■ Given records:

────────

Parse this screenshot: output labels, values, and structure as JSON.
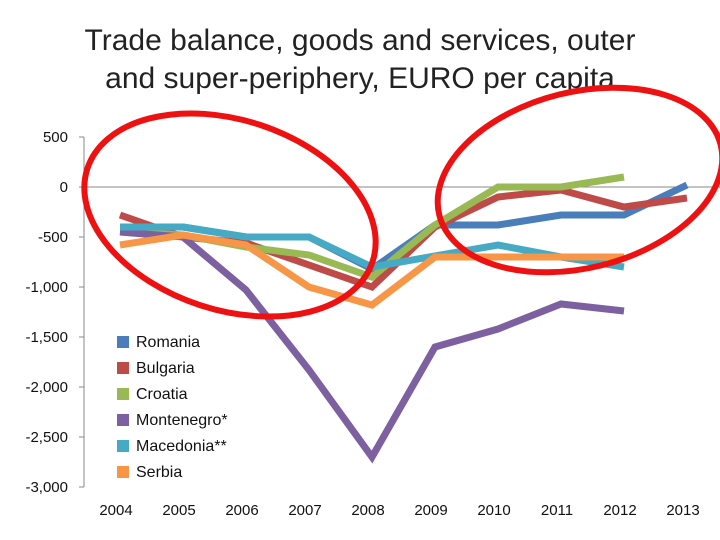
{
  "chart_data": {
    "type": "line",
    "title_lines": [
      "Trade balance, goods and services, outer",
      "and super-periphery, EURO per capita"
    ],
    "x": [
      "2004",
      "2005",
      "2006",
      "2007",
      "2008",
      "2009",
      "2010",
      "2011",
      "2012",
      "2013"
    ],
    "ylim": [
      -3000,
      500
    ],
    "yticks": [
      500,
      0,
      -500,
      -1000,
      -1500,
      -2000,
      -2500,
      -3000
    ],
    "ytick_labels": [
      "500",
      "0",
      "-500",
      "-1,000",
      "-1,500",
      "-2,000",
      "-2,500",
      "-3,000"
    ],
    "grid": false,
    "legend_position": "lower-left inside",
    "series": [
      {
        "name": "Romania",
        "color": "#4a7ebb",
        "values": [
          -400,
          -400,
          -500,
          -500,
          -820,
          -380,
          -380,
          -280,
          -280,
          20
        ]
      },
      {
        "name": "Bulgaria",
        "color": "#be4b48",
        "values": [
          -280,
          -500,
          -560,
          -780,
          -1000,
          -400,
          -100,
          -30,
          -200,
          -110
        ]
      },
      {
        "name": "Croatia",
        "color": "#98b954",
        "values": [
          -450,
          -480,
          -600,
          -680,
          -900,
          -380,
          0,
          0,
          100,
          null
        ]
      },
      {
        "name": "Montenegro*",
        "color": "#7d60a0",
        "values": [
          -450,
          -500,
          -1030,
          -1830,
          -2700,
          -1600,
          -1420,
          -1170,
          -1240,
          null
        ]
      },
      {
        "name": "Macedonia**",
        "color": "#46aac5",
        "values": [
          -400,
          -400,
          -500,
          -500,
          -800,
          -690,
          -580,
          -700,
          -800,
          null
        ]
      },
      {
        "name": "Serbia",
        "color": "#f79646",
        "values": [
          -580,
          -480,
          -580,
          -1000,
          -1180,
          -700,
          -700,
          -700,
          -700,
          null
        ]
      }
    ],
    "annotations": [
      {
        "shape": "ellipse",
        "color": "#ee1111",
        "description": "red circle around 2004-2008"
      },
      {
        "shape": "ellipse",
        "color": "#ee1111",
        "description": "red circle around 2009-2013"
      }
    ]
  }
}
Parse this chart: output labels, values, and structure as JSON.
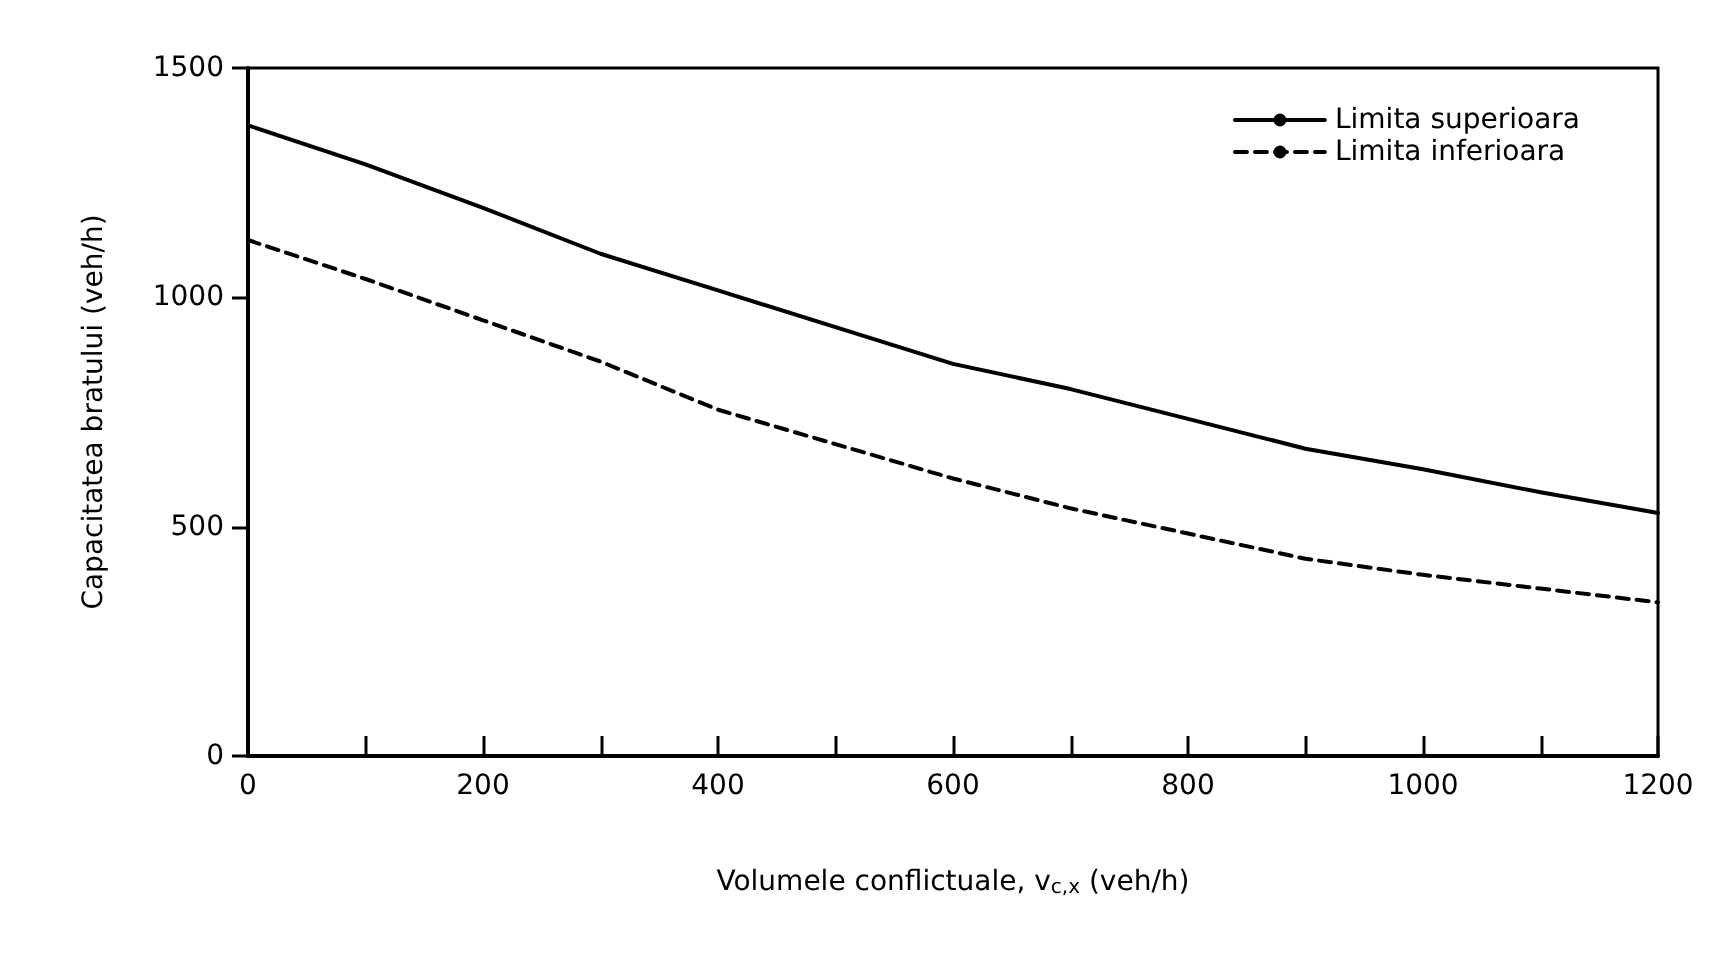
{
  "chart_data": {
    "type": "line",
    "xlabel": "Volumele conflictuale, v$_{c,x}$ (veh/h)",
    "ylabel": "Capacitatea bratului (veh/h)",
    "x": [
      0,
      100,
      200,
      300,
      400,
      500,
      600,
      700,
      800,
      900,
      1000,
      1100,
      1200
    ],
    "series": [
      {
        "name": "Limita superioara",
        "color": "#000000",
        "line_style": "solid",
        "values": [
          1375,
          1290,
          1195,
          1095,
          1015,
          935,
          855,
          800,
          735,
          670,
          625,
          575,
          530
        ]
      },
      {
        "name": "Limita inferioara",
        "color": "#000000",
        "line_style": "dashed",
        "values": [
          1125,
          1040,
          950,
          860,
          755,
          680,
          605,
          540,
          485,
          430,
          395,
          365,
          335
        ]
      }
    ],
    "xlim": [
      0,
      1200
    ],
    "xticks": [
      0,
      {
        "value": 100,
        "label": null
      },
      200,
      {
        "value": 300,
        "label": null
      },
      400,
      {
        "value": 500,
        "label": null
      },
      600,
      {
        "value": 700,
        "label": null
      },
      800,
      {
        "value": 900,
        "label": null
      },
      1000,
      {
        "value": 1100,
        "label": null
      },
      1200
    ],
    "ylim": [
      0,
      1500
    ],
    "yticks": [
      0,
      500,
      1000,
      1500
    ],
    "grid": false,
    "legend": "top right",
    "marker": "none"
  }
}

────────

■ Work to do:
Filter the entries down to the lines with the word "description" in them.

■ In response:
        "description": "red circle around 2004-2008"
        "description": "red circle around 2009-2013"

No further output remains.